# Material for this task
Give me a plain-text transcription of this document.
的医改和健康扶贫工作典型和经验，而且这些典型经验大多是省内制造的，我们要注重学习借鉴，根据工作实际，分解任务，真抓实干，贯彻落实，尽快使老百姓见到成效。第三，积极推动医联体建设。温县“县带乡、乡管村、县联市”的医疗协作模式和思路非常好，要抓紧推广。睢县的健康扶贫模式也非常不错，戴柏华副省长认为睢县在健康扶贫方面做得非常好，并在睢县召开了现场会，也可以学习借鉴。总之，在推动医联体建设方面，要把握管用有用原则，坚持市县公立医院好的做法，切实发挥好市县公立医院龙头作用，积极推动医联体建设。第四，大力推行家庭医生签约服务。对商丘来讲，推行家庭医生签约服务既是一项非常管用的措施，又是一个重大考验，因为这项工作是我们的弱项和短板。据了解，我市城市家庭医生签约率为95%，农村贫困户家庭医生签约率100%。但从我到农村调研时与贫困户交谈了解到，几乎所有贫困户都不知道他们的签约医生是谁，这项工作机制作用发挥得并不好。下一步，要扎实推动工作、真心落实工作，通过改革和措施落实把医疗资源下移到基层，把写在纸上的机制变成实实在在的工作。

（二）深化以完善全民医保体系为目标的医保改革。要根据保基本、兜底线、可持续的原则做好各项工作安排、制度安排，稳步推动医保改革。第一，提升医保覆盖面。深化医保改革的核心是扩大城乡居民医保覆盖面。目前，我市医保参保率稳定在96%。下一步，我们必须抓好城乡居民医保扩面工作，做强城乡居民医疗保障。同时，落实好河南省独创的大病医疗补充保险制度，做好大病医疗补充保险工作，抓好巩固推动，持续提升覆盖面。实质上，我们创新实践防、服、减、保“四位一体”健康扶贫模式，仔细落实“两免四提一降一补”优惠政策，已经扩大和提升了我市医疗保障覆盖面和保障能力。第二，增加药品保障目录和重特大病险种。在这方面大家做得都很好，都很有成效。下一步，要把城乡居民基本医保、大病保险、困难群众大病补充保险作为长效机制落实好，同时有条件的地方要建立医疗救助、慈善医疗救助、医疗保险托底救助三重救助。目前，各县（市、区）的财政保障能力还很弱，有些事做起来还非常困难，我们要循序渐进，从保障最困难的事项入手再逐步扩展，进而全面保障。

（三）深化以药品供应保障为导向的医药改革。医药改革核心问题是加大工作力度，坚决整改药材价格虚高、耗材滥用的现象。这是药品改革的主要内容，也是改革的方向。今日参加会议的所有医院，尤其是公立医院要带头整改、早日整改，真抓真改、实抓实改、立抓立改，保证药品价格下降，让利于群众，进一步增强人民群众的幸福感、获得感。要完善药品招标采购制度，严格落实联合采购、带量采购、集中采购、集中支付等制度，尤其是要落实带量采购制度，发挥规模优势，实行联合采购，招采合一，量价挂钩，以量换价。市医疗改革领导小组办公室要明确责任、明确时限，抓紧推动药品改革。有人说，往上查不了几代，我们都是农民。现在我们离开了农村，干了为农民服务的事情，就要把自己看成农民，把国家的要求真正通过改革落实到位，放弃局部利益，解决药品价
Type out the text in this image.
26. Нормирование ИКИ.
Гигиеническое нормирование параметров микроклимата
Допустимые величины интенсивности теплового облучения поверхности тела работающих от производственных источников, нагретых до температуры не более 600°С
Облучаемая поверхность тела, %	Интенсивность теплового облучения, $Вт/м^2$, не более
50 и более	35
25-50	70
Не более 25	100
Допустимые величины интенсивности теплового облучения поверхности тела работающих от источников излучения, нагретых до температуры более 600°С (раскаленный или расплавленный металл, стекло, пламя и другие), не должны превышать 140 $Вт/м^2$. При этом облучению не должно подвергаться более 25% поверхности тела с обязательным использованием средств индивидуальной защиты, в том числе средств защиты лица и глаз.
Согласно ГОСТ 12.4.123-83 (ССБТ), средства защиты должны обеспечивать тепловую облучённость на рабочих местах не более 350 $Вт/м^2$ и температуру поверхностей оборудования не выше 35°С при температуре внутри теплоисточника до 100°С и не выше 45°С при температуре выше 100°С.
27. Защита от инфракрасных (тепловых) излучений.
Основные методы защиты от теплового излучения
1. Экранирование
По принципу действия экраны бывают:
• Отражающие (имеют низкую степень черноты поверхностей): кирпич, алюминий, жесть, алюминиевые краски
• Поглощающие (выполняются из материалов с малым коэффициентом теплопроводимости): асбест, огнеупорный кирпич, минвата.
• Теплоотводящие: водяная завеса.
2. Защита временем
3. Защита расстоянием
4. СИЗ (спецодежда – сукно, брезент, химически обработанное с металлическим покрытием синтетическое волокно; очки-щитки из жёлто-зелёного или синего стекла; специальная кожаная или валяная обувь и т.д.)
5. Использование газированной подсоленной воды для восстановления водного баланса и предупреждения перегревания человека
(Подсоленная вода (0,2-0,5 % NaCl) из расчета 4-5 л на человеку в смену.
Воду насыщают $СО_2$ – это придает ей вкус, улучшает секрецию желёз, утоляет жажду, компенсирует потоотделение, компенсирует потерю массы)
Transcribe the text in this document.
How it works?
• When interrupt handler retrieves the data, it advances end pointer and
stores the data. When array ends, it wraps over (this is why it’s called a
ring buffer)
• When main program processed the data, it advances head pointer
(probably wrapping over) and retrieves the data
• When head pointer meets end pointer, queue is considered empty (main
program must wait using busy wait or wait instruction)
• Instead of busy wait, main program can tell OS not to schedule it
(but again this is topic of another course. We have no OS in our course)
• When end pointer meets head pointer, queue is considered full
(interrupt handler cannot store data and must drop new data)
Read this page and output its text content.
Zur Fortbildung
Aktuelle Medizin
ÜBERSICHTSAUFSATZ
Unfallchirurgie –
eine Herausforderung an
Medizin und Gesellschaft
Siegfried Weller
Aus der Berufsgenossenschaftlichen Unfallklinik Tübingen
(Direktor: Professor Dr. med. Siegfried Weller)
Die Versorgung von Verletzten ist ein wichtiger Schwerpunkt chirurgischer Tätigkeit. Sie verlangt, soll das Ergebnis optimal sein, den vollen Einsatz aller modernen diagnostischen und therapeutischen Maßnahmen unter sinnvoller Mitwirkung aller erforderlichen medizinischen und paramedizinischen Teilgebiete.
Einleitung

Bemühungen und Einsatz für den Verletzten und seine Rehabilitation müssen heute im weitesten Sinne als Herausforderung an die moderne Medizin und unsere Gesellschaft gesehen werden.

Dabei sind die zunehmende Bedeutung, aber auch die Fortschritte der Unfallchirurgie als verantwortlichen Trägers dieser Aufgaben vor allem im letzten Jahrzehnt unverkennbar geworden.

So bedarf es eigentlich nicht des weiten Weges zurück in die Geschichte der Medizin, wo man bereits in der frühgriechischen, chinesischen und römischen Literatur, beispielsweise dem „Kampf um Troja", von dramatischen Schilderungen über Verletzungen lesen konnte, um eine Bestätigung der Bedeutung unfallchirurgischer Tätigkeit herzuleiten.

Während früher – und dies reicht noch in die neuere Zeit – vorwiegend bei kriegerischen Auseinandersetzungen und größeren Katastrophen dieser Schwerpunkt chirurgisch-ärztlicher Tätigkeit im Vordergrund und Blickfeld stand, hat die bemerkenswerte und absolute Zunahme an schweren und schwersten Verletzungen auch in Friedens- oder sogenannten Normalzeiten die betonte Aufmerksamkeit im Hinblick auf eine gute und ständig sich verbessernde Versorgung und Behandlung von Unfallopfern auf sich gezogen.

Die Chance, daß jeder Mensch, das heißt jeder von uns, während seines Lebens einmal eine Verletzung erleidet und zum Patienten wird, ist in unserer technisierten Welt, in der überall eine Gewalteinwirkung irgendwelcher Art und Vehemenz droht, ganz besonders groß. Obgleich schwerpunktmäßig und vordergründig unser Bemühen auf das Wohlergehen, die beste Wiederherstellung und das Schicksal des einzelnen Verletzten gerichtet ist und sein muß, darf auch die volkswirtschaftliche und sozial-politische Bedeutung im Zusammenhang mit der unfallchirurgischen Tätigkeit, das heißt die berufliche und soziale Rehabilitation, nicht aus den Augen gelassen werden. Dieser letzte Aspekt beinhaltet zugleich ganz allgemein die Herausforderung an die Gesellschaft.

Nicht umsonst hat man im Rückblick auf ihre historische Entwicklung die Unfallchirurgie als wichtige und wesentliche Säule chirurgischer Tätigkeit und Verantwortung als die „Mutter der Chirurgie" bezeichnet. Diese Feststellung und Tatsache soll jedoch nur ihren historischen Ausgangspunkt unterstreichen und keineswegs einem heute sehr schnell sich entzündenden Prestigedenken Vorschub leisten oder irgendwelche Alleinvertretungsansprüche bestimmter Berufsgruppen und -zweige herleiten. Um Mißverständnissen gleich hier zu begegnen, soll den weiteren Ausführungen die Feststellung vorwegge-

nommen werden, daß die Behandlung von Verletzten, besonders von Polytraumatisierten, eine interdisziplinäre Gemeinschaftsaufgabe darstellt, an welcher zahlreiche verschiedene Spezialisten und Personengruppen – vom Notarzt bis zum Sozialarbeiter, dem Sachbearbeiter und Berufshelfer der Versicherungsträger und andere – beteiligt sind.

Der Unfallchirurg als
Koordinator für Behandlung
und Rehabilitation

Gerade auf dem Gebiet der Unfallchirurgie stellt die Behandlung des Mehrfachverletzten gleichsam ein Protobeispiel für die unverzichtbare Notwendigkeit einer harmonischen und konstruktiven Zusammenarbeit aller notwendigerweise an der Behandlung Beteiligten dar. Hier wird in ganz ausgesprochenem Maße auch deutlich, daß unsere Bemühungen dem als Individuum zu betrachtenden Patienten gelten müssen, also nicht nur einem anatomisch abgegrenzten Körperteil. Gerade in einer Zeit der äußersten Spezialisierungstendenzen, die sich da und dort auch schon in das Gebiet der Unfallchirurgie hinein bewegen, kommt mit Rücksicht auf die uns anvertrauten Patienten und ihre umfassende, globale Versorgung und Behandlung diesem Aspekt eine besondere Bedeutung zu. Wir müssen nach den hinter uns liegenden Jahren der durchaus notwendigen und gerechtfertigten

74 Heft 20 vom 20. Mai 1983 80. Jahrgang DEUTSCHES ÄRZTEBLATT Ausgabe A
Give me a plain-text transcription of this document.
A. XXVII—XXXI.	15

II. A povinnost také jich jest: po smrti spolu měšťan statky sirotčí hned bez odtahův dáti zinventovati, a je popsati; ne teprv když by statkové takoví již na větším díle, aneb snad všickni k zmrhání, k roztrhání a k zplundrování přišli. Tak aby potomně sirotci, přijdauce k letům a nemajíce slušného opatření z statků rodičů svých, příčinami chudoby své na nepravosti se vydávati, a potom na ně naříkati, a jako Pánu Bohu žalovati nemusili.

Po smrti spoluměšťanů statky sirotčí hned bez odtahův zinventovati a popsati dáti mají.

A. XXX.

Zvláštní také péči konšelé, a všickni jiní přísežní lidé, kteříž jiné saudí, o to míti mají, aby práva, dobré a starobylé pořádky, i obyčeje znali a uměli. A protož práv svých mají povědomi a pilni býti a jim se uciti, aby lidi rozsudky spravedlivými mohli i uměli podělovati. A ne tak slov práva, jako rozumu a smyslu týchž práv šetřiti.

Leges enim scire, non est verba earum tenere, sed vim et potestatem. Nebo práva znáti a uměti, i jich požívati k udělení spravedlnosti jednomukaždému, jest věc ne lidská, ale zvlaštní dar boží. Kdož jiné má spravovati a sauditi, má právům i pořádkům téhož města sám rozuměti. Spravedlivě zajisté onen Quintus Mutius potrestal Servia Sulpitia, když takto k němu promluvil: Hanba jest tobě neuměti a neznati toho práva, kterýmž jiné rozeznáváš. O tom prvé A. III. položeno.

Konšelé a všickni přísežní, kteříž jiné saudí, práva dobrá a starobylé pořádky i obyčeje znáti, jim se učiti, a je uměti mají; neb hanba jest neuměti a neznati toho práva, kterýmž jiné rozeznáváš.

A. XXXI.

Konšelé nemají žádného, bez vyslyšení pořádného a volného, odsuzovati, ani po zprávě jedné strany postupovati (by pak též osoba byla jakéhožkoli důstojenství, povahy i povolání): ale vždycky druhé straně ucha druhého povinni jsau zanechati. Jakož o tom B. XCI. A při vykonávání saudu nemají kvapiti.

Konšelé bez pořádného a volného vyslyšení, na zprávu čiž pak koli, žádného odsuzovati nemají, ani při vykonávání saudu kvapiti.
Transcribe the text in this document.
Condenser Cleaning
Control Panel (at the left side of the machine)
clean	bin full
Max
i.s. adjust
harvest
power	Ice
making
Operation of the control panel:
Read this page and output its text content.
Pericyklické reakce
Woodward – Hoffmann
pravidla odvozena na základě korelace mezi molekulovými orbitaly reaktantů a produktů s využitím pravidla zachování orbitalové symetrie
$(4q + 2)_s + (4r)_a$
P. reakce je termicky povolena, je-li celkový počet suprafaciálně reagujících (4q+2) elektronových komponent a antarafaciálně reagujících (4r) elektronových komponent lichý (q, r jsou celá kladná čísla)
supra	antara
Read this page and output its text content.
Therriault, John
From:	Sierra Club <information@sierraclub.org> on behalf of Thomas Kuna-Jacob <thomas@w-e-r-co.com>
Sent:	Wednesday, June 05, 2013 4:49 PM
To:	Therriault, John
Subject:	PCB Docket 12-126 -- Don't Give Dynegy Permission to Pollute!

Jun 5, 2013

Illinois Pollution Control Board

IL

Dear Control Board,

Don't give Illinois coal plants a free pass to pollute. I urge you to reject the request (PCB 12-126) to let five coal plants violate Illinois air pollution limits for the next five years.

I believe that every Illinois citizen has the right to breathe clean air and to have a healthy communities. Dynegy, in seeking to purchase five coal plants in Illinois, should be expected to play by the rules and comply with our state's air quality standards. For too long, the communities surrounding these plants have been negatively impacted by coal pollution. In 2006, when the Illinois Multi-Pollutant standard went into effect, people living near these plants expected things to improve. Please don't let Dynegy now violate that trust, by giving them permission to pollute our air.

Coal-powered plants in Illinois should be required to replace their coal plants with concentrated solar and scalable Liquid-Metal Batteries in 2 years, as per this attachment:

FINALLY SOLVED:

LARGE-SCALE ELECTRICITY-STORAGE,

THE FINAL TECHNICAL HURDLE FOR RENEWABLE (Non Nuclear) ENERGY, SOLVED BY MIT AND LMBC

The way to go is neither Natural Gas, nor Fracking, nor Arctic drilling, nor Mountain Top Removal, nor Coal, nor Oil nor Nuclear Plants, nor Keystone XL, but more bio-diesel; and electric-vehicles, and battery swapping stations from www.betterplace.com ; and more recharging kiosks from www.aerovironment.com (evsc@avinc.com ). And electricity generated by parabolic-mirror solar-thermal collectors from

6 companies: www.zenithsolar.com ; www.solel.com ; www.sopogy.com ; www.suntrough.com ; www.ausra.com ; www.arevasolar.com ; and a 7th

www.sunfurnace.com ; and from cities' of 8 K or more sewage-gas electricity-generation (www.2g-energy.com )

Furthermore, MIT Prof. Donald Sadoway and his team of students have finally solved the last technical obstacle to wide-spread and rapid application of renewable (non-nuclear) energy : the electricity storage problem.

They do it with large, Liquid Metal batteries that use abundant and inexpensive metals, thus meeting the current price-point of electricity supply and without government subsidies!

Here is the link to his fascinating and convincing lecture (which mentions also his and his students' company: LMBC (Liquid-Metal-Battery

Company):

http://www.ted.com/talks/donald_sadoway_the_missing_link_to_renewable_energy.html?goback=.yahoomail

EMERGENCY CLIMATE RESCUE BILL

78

# The request
Filter the entries and copy out every line with the word "излучения".

# Solution
Допустимые величины интенсивности теплового облучения поверхности тела работающих от источников излучения, нагретых до температуры более 600°С (раскаленный или расплавленный металл, стекло, пламя и другие), не должны превышать 140 $Вт/м^2$. При этом облучению не должно подвергаться более 25% поверхности тела с обязательным использованием средств индивидуальной защиты, в том числе средств защиты лица и глаз.
Основные методы защиты от теплового излучения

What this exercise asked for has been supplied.